▶ [Layout element entries]
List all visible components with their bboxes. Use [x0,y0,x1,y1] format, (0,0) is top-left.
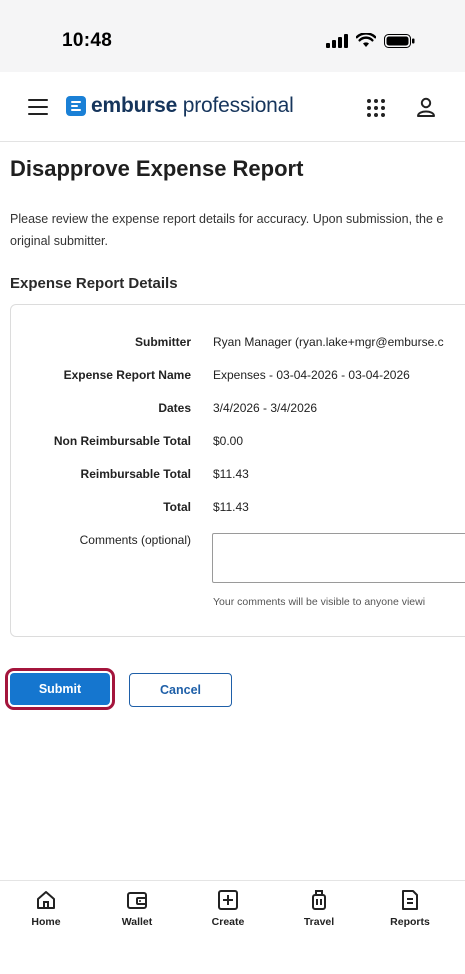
detail-value: Ryan Manager (ryan.lake+mgr@emburse.c [213,335,444,349]
hamburger-menu-icon[interactable] [28,99,48,116]
detail-row-total: Total $11.43 [11,500,465,520]
emburse-logo-icon [66,96,86,116]
wallet-icon [127,892,147,909]
detail-label: Dates [158,401,191,415]
detail-row-reimbursable-total: Reimbursable Total $11.43 [11,467,465,487]
detail-value: 3/4/2026 - 3/4/2026 [213,401,318,415]
status-icons [326,33,415,48]
detail-label: Total [163,500,191,514]
comments-textarea[interactable] [212,533,465,583]
cellular-signal-icon [326,33,348,48]
bottom-tab-bar: Home Wallet Create Travel Reports [0,880,465,974]
tab-label: Wallet [121,916,153,928]
detail-row-report-name: Expense Report Name Expenses - 03-04-202… [11,368,465,388]
expense-details-card: Submitter Ryan Manager (ryan.lake+mgr@em… [10,304,465,637]
detail-label: Submitter [134,335,191,349]
detail-label: Reimbursable Total [80,467,191,481]
cancel-button[interactable]: Cancel [129,673,232,707]
brand-name: emburse professional [91,94,294,117]
tab-travel[interactable]: Travel [284,889,354,928]
app-header: emburse professional [0,72,465,142]
detail-value: $11.43 [213,467,249,481]
wifi-icon [356,33,376,47]
tab-label: Home [31,916,61,928]
detail-row-non-reimbursable-total: Non Reimbursable Total $0.00 [11,434,465,454]
page-title: Disapprove Expense Report [10,156,304,181]
apps-grid-icon[interactable] [366,98,386,118]
detail-value: Expenses - 03-04-2026 - 03-04-2026 [213,368,410,382]
report-icon [402,890,418,910]
detail-row-dates: Dates 3/4/2026 - 3/4/2026 [11,401,465,421]
submit-button[interactable]: Submit [5,668,115,710]
detail-value: $11.43 [213,500,249,514]
tab-create[interactable]: Create [193,889,263,928]
brand-logo: emburse professional [66,94,294,118]
section-title: Expense Report Details [10,275,178,292]
battery-icon [384,33,415,48]
tab-label: Reports [390,916,430,928]
tab-reports[interactable]: Reports [375,889,445,928]
luggage-icon [312,890,326,910]
intro-text: Please review the expense report details… [10,212,444,248]
status-bar: 10:48 [0,0,465,72]
comments-label: Comments (optional) [79,533,191,547]
plus-square-icon [218,890,238,910]
tab-label: Travel [303,916,335,928]
user-profile-icon[interactable] [415,96,437,118]
status-time: 10:48 [62,30,113,51]
home-icon [37,891,55,909]
comments-hint: Your comments will be visible to anyone … [213,596,426,608]
tab-home[interactable]: Home [11,889,81,928]
detail-label: Expense Report Name [63,368,191,382]
tab-wallet[interactable]: Wallet [102,889,172,928]
detail-label: Non Reimbursable Total [53,434,191,448]
detail-row-submitter: Submitter Ryan Manager (ryan.lake+mgr@em… [11,335,465,355]
tab-label: Create [211,916,245,928]
detail-value: $0.00 [213,434,244,448]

▶ [Exercise brief] Repeat the lines above word for word, starting at the line that contains "detail-value: Ryan Manager" and ending at the line that contains "brand-logo: emburse professional", with both of those lines included.

▶ [Solution for this problem]
detail-value: Ryan Manager (ryan.lake+mgr@emburse.c [213,335,444,349]
hamburger-menu-icon[interactable] [28,99,48,116]
detail-row-total: Total $11.43 [11,500,465,520]
emburse-logo-icon [66,96,86,116]
wallet-icon [127,892,147,909]
detail-label: Dates [158,401,191,415]
detail-row-reimbursable-total: Reimbursable Total $11.43 [11,467,465,487]
detail-value: 3/4/2026 - 3/4/2026 [213,401,318,415]
status-icons [326,33,415,48]
detail-label: Total [163,500,191,514]
comments-textarea[interactable] [212,533,465,583]
cellular-signal-icon [326,33,348,48]
bottom-tab-bar: Home Wallet Create Travel Reports [0,880,465,974]
tab-label: Wallet [121,916,153,928]
detail-row-report-name: Expense Report Name Expenses - 03-04-202… [11,368,465,388]
expense-details-card: Submitter Ryan Manager (ryan.lake+mgr@em… [10,304,465,637]
detail-label: Submitter [134,335,191,349]
detail-label: Reimbursable Total [80,467,191,481]
cancel-button[interactable]: Cancel [129,673,232,707]
brand-name: emburse professional [91,94,294,117]
tab-travel[interactable]: Travel [284,889,354,928]
app-header: emburse professional [0,72,465,142]
detail-value: $11.43 [213,467,249,481]
wifi-icon [356,33,376,47]
tab-label: Home [31,916,61,928]
detail-row-non-reimbursable-total: Non Reimbursable Total $0.00 [11,434,465,454]
page-title: Disapprove Expense Report [10,156,304,181]
apps-grid-icon[interactable] [366,98,386,118]
detail-value: Expenses - 03-04-2026 - 03-04-2026 [213,368,410,382]
report-icon [402,890,418,910]
detail-row-dates: Dates 3/4/2026 - 3/4/2026 [11,401,465,421]
submit-button[interactable]: Submit [5,668,115,710]
detail-value: $11.43 [213,500,249,514]
tab-create[interactable]: Create [193,889,263,928]
brand-logo: emburse professional [66,94,294,118]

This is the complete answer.